### RECORD LIST
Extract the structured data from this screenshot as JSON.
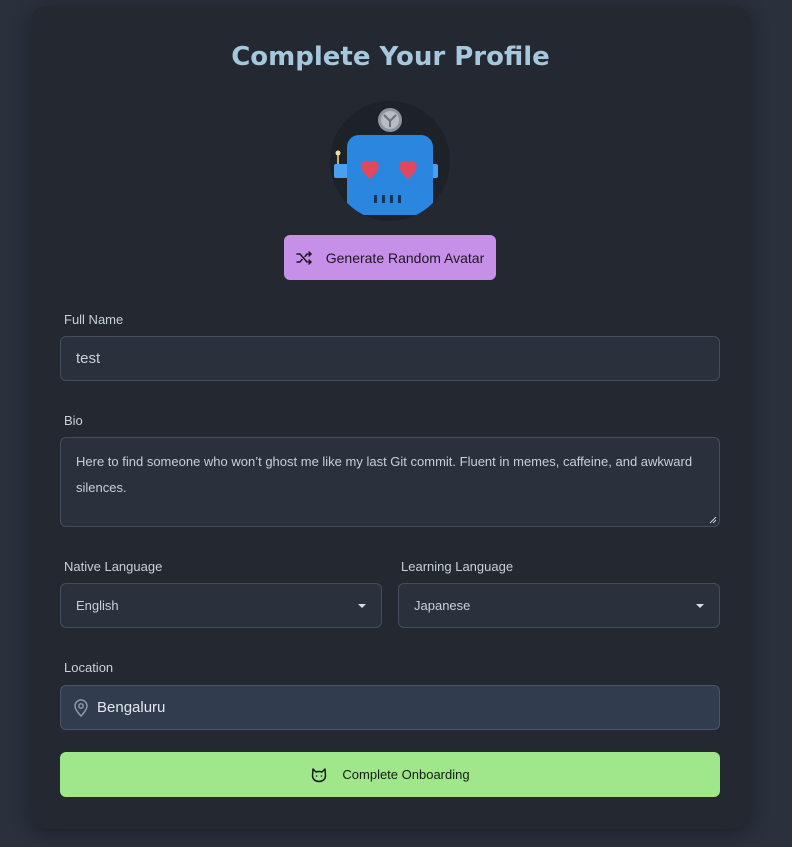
{
  "page": {
    "title": "Complete Your Profile"
  },
  "avatar": {
    "icon": "robot-avatar-icon",
    "random_button_label": "Generate Random Avatar",
    "random_button_icon": "shuffle-icon"
  },
  "form": {
    "full_name": {
      "label": "Full Name",
      "value": "test"
    },
    "bio": {
      "label": "Bio",
      "value": "Here to find someone who won’t ghost me like my last Git commit. Fluent in memes, caffeine, and awkward silences."
    },
    "native_language": {
      "label": "Native Language",
      "value": "English"
    },
    "learning_language": {
      "label": "Learning Language",
      "value": "Japanese"
    },
    "location": {
      "label": "Location",
      "value": "Bengaluru",
      "icon": "map-pin-icon"
    }
  },
  "submit": {
    "label": "Complete Onboarding",
    "icon": "cat-face-icon"
  },
  "colors": {
    "page_bg": "#2a303c",
    "card_bg": "#232831",
    "title": "#a6c8dc",
    "random_button": "#c790e8",
    "submit_button": "#a0e68a",
    "robot_body": "#2b86e0"
  }
}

### GIVEN EXERCISE
Using the material above, copy every line in which the string "title" occurs.

### SOLUTION TO THIS TASK
    "title": "Complete Your Profile"
    "title": "#a6c8dc",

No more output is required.